Provided material:

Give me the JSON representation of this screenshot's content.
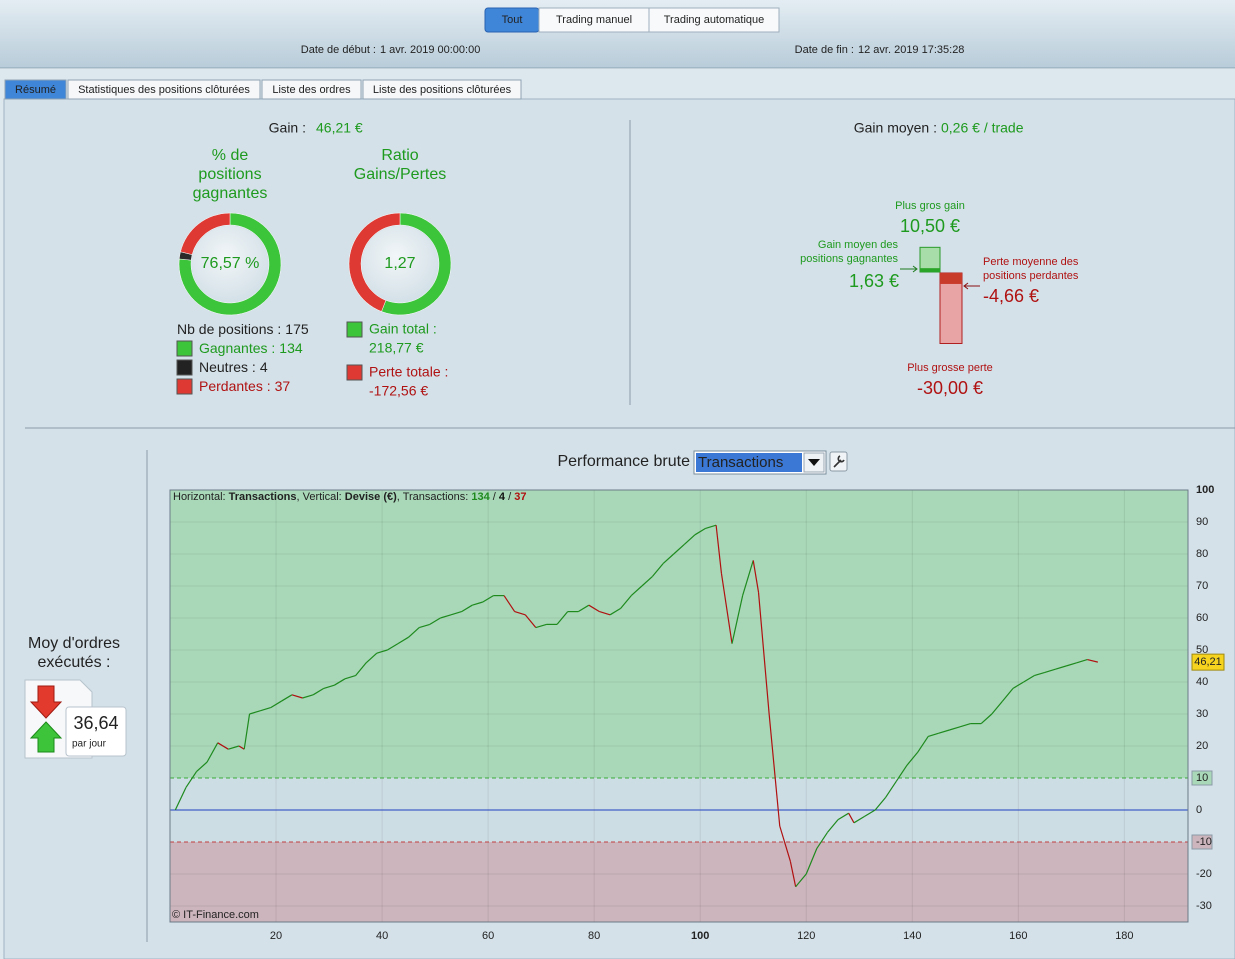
{
  "toolbar": {
    "buttons": [
      "Tout",
      "Trading manuel",
      "Trading automatique"
    ],
    "start_label": "Date de début :",
    "start": "1 avr. 2019 00:00:00",
    "end_label": "Date de fin :",
    "end": "12 avr. 2019 17:35:28"
  },
  "tabs": [
    "Résumé",
    "Statistiques des positions clôturées",
    "Liste des ordres",
    "Liste des positions clôturées"
  ],
  "summary": {
    "gain_label": "Gain :",
    "gain": "46,21 €",
    "win_title": [
      "% de",
      "positions",
      "gagnantes"
    ],
    "win_pct": {
      "value": 76.57,
      "label": "76,57 %"
    },
    "ratio_title": [
      "Ratio",
      "Gains/Pertes"
    ],
    "ratio": {
      "value": 1.27,
      "label": "1,27"
    },
    "positions_label": "Nb de positions :",
    "positions": 175,
    "winners_label": "Gagnantes :",
    "winners": 134,
    "neutral_label": "Neutres :",
    "neutral": 4,
    "losers_label": "Perdantes :",
    "losers": 37,
    "gain_total_label": "Gain total :",
    "gain_total": {
      "value": 218.77,
      "label": "218,77 €"
    },
    "loss_total_label": "Perte totale :",
    "loss_total": {
      "value": -172.56,
      "label": "-172,56 €"
    }
  },
  "average": {
    "label": "Gain moyen :",
    "value": "0,26 € / trade",
    "max_gain_label": "Plus gros gain",
    "max_gain": {
      "value": 10.5,
      "label": "10,50 €"
    },
    "avg_gain_label": [
      "Gain moyen des",
      "positions gagnantes"
    ],
    "avg_gain": {
      "value": 1.63,
      "label": "1,63 €"
    },
    "avg_loss_label": [
      "Perte moyenne des",
      "positions perdantes"
    ],
    "avg_loss": {
      "value": -4.66,
      "label": "-4,66 €"
    },
    "max_loss_label": "Plus grosse perte",
    "max_loss": {
      "value": -30,
      "label": "-30,00 €"
    }
  },
  "orders": {
    "label": [
      "Moy d'ordres",
      "exécutés :"
    ],
    "value": "36,64",
    "unit": "par jour"
  },
  "chart_data": {
    "type": "line",
    "title": "Performance brute",
    "selector": "Transactions",
    "info": [
      "Horizontal: ",
      "Transactions",
      ", Vertical: ",
      "Devise (€)",
      ", Transactions: "
    ],
    "sep": " / ",
    "watermark": "© IT-Finance.com",
    "x": [
      1,
      3,
      5,
      7,
      9,
      11,
      13,
      14,
      15,
      17,
      19,
      21,
      23,
      25,
      27,
      29,
      31,
      33,
      35,
      37,
      39,
      41,
      43,
      45,
      47,
      49,
      51,
      53,
      55,
      57,
      59,
      61,
      63,
      65,
      67,
      69,
      71,
      73,
      75,
      77,
      79,
      81,
      83,
      85,
      87,
      89,
      91,
      93,
      95,
      97,
      99,
      101,
      103,
      104,
      106,
      108,
      110,
      111,
      113,
      115,
      117,
      118,
      120,
      122,
      124,
      126,
      128,
      129,
      131,
      133,
      135,
      137,
      139,
      141,
      143,
      145,
      147,
      149,
      151,
      153,
      155,
      157,
      159,
      161,
      163,
      165,
      167,
      169,
      171,
      173,
      175
    ],
    "values": [
      0,
      7,
      12,
      15,
      21,
      19,
      20,
      19,
      30,
      31,
      32,
      34,
      36,
      35,
      36,
      38,
      39,
      41,
      42,
      46,
      49,
      50,
      52,
      54,
      57,
      58,
      60,
      61,
      62,
      64,
      65,
      67,
      67,
      62,
      61,
      57,
      58,
      58,
      62,
      62,
      64,
      62,
      61,
      63,
      67,
      70,
      73,
      77,
      80,
      83,
      86,
      88,
      89,
      74,
      52,
      67,
      78,
      68,
      30,
      -5,
      -16,
      -24,
      -20,
      -12,
      -7,
      -3,
      -1,
      -4,
      -2,
      0,
      4,
      9,
      14,
      18,
      23,
      24,
      25,
      26,
      27,
      27,
      30,
      34,
      38,
      40,
      42,
      43,
      44,
      45,
      46,
      47,
      46.21
    ],
    "last_label": "46,21",
    "up_color": "#1e8a1e",
    "down_color": "#b01010",
    "xlim": [
      0,
      192
    ],
    "xticks": [
      20,
      40,
      60,
      80,
      100,
      120,
      140,
      160,
      180
    ],
    "ylim": [
      -35,
      100
    ],
    "yticks": [
      -30,
      -20,
      -10,
      0,
      10,
      20,
      30,
      40,
      50,
      60,
      70,
      80,
      90,
      100
    ],
    "zones": {
      "upper": 10,
      "lower": -10
    },
    "grid": true
  }
}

The exercise: Without the pictures, restate each entry exactly.

Problem solution:
Give me the JSON representation of this screenshot's content.
{
  "toolbar": {
    "buttons": [
      "Tout",
      "Trading manuel",
      "Trading automatique"
    ],
    "start_label": "Date de début :",
    "start": "1 avr. 2019 00:00:00",
    "end_label": "Date de fin :",
    "end": "12 avr. 2019 17:35:28"
  },
  "tabs": [
    "Résumé",
    "Statistiques des positions clôturées",
    "Liste des ordres",
    "Liste des positions clôturées"
  ],
  "summary": {
    "gain_label": "Gain :",
    "gain": "46,21 €",
    "win_title": [
      "% de",
      "positions",
      "gagnantes"
    ],
    "win_pct": {
      "value": 76.57,
      "label": "76,57 %"
    },
    "ratio_title": [
      "Ratio",
      "Gains/Pertes"
    ],
    "ratio": {
      "value": 1.27,
      "label": "1,27"
    },
    "positions_label": "Nb de positions :",
    "positions": 175,
    "winners_label": "Gagnantes :",
    "winners": 134,
    "neutral_label": "Neutres :",
    "neutral": 4,
    "losers_label": "Perdantes :",
    "losers": 37,
    "gain_total_label": "Gain total :",
    "gain_total": {
      "value": 218.77,
      "label": "218,77 €"
    },
    "loss_total_label": "Perte totale :",
    "loss_total": {
      "value": -172.56,
      "label": "-172,56 €"
    }
  },
  "average": {
    "label": "Gain moyen :",
    "value": "0,26 € / trade",
    "max_gain_label": "Plus gros gain",
    "max_gain": {
      "value": 10.5,
      "label": "10,50 €"
    },
    "avg_gain_label": [
      "Gain moyen des",
      "positions gagnantes"
    ],
    "avg_gain": {
      "value": 1.63,
      "label": "1,63 €"
    },
    "avg_loss_label": [
      "Perte moyenne des",
      "positions perdantes"
    ],
    "avg_loss": {
      "value": -4.66,
      "label": "-4,66 €"
    },
    "max_loss_label": "Plus grosse perte",
    "max_loss": {
      "value": -30,
      "label": "-30,00 €"
    }
  },
  "orders": {
    "label": [
      "Moy d'ordres",
      "exécutés :"
    ],
    "value": "36,64",
    "unit": "par jour"
  },
  "chart_data": {
    "type": "line",
    "title": "Performance brute",
    "selector": "Transactions",
    "info": [
      "Horizontal: ",
      "Transactions",
      ", Vertical: ",
      "Devise (€)",
      ", Transactions: "
    ],
    "sep": " / ",
    "watermark": "© IT-Finance.com",
    "x": [
      1,
      3,
      5,
      7,
      9,
      11,
      13,
      14,
      15,
      17,
      19,
      21,
      23,
      25,
      27,
      29,
      31,
      33,
      35,
      37,
      39,
      41,
      43,
      45,
      47,
      49,
      51,
      53,
      55,
      57,
      59,
      61,
      63,
      65,
      67,
      69,
      71,
      73,
      75,
      77,
      79,
      81,
      83,
      85,
      87,
      89,
      91,
      93,
      95,
      97,
      99,
      101,
      103,
      104,
      106,
      108,
      110,
      111,
      113,
      115,
      117,
      118,
      120,
      122,
      124,
      126,
      128,
      129,
      131,
      133,
      135,
      137,
      139,
      141,
      143,
      145,
      147,
      149,
      151,
      153,
      155,
      157,
      159,
      161,
      163,
      165,
      167,
      169,
      171,
      173,
      175
    ],
    "values": [
      0,
      7,
      12,
      15,
      21,
      19,
      20,
      19,
      30,
      31,
      32,
      34,
      36,
      35,
      36,
      38,
      39,
      41,
      42,
      46,
      49,
      50,
      52,
      54,
      57,
      58,
      60,
      61,
      62,
      64,
      65,
      67,
      67,
      62,
      61,
      57,
      58,
      58,
      62,
      62,
      64,
      62,
      61,
      63,
      67,
      70,
      73,
      77,
      80,
      83,
      86,
      88,
      89,
      74,
      52,
      67,
      78,
      68,
      30,
      -5,
      -16,
      -24,
      -20,
      -12,
      -7,
      -3,
      -1,
      -4,
      -2,
      0,
      4,
      9,
      14,
      18,
      23,
      24,
      25,
      26,
      27,
      27,
      30,
      34,
      38,
      40,
      42,
      43,
      44,
      45,
      46,
      47,
      46.21
    ],
    "last_label": "46,21",
    "up_color": "#1e8a1e",
    "down_color": "#b01010",
    "xlim": [
      0,
      192
    ],
    "xticks": [
      20,
      40,
      60,
      80,
      100,
      120,
      140,
      160,
      180
    ],
    "ylim": [
      -35,
      100
    ],
    "yticks": [
      -30,
      -20,
      -10,
      0,
      10,
      20,
      30,
      40,
      50,
      60,
      70,
      80,
      90,
      100
    ],
    "zones": {
      "upper": 10,
      "lower": -10
    },
    "grid": true
  }
}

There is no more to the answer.